-- start --

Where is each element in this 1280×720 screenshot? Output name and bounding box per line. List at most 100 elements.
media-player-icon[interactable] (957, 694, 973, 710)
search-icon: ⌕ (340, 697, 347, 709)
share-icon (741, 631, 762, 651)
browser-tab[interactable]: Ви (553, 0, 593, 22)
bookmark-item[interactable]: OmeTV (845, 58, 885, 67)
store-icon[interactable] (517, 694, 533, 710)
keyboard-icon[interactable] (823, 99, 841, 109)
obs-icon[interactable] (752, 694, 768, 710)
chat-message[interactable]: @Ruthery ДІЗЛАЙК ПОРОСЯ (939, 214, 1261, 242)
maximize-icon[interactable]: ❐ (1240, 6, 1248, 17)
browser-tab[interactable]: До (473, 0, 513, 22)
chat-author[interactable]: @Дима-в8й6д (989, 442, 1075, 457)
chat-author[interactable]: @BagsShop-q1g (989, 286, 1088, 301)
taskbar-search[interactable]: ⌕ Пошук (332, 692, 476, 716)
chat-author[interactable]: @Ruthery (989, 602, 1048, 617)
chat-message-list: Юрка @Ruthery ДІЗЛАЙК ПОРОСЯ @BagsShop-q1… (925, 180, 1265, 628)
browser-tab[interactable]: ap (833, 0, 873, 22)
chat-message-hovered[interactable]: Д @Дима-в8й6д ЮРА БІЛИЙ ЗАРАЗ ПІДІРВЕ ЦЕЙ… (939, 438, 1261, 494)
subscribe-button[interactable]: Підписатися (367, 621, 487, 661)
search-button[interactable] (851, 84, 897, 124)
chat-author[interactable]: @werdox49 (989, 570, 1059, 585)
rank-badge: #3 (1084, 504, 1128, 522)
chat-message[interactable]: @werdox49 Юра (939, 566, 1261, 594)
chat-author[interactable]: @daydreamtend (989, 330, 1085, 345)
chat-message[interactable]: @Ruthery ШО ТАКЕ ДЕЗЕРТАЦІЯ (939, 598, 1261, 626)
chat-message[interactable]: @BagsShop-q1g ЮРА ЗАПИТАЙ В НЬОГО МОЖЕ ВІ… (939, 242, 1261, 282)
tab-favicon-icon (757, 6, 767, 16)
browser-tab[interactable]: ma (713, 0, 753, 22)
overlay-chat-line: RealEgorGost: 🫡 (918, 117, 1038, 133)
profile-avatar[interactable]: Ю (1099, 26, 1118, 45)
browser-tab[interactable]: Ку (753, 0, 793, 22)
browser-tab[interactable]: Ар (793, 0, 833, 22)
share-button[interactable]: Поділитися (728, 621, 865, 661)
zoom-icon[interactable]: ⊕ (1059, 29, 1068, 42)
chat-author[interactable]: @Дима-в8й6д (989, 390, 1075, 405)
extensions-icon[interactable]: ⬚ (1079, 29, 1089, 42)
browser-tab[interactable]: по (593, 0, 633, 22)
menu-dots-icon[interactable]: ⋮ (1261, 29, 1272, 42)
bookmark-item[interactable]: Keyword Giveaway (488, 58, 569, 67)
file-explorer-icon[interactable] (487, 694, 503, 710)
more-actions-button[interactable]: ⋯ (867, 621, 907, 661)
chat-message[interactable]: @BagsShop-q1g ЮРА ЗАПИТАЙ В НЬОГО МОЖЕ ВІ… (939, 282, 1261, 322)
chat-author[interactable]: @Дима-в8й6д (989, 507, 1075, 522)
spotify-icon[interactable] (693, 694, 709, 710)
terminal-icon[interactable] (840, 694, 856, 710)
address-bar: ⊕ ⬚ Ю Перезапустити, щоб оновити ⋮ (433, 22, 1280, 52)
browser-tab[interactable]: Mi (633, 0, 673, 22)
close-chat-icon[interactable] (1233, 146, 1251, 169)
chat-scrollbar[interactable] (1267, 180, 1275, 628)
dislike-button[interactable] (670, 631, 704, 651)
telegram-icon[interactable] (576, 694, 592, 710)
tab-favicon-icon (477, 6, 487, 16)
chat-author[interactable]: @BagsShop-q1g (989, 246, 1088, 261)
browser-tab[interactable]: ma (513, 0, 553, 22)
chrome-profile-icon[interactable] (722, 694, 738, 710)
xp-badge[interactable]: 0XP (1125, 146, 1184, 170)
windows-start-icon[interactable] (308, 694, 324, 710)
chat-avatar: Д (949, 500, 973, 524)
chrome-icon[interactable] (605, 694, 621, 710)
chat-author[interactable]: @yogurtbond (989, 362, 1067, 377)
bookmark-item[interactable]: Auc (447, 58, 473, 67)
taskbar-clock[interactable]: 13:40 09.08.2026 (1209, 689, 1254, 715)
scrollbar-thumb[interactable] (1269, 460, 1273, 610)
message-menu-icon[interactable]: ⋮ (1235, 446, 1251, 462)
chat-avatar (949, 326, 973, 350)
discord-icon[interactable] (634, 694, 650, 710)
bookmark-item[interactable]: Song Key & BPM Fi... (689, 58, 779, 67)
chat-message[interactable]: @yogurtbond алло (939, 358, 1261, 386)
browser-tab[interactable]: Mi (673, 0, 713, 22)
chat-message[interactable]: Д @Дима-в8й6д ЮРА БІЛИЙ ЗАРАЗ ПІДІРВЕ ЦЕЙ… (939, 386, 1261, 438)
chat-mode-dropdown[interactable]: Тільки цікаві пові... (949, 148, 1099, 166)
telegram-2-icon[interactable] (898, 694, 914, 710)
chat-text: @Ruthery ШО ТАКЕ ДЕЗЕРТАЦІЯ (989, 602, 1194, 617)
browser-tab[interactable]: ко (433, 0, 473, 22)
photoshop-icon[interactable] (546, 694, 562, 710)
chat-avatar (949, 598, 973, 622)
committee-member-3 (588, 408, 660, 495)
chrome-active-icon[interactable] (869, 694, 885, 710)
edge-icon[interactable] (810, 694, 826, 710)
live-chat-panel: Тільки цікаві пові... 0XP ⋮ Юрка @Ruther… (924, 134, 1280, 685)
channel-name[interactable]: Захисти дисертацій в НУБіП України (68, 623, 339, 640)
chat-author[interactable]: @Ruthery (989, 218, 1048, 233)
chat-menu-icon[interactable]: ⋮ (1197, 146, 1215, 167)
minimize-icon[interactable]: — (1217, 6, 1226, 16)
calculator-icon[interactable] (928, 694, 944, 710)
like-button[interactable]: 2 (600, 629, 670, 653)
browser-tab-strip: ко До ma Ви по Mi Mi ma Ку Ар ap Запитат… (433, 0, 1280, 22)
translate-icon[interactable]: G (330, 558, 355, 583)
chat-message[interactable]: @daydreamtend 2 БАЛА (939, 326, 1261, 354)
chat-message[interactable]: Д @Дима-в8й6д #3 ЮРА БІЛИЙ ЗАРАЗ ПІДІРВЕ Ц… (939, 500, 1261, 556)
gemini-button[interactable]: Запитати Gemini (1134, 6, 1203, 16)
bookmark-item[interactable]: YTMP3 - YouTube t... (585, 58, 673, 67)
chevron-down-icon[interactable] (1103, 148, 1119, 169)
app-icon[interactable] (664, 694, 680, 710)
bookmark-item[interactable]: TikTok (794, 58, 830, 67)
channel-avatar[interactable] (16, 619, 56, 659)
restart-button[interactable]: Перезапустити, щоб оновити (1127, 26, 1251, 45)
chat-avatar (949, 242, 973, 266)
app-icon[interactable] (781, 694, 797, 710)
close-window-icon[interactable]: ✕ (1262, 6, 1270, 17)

-- end --

**Written task:**
Please return every line of the material above that contains the string "menu".

**Reply to the exercise:**
menu-dots-icon[interactable]: ⋮ (1261, 29, 1272, 42)
message-menu-icon[interactable]: ⋮ (1235, 446, 1251, 462)
chat-menu-icon[interactable]: ⋮ (1197, 146, 1215, 167)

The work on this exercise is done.